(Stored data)
**********

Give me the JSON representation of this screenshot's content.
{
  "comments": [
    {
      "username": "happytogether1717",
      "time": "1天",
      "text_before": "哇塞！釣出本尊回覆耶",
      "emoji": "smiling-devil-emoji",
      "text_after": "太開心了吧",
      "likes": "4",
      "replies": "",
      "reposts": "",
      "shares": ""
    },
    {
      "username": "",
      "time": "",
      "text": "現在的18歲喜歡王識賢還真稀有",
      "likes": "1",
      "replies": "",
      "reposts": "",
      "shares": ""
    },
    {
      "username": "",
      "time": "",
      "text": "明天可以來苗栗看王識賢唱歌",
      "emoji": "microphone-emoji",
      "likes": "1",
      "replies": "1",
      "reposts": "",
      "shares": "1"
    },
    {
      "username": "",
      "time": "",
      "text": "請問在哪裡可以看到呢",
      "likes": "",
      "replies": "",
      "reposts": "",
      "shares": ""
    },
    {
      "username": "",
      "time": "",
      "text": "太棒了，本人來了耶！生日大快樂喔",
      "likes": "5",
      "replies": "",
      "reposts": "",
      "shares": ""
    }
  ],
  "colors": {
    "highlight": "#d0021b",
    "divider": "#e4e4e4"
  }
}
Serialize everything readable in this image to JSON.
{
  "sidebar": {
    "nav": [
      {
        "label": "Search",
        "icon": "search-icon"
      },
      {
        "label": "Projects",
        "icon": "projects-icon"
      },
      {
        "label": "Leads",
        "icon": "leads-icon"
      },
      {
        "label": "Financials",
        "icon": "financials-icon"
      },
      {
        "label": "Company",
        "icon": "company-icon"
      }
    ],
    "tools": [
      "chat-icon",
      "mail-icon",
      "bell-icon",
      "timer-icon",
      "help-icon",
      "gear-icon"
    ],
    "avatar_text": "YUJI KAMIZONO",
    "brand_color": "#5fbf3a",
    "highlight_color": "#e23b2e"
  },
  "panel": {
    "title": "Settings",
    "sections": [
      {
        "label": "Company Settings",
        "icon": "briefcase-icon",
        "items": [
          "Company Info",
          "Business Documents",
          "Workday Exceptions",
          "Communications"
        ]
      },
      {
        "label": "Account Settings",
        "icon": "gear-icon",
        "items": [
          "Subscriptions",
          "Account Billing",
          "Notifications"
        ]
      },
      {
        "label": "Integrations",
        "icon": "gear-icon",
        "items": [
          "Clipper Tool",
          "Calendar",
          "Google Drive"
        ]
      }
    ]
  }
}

**********

SHORT TASK
Find every line in the records above that holds the word "Account", and copy each one.

RESPONSE
        "label": "Account Settings",
          "Account Billing",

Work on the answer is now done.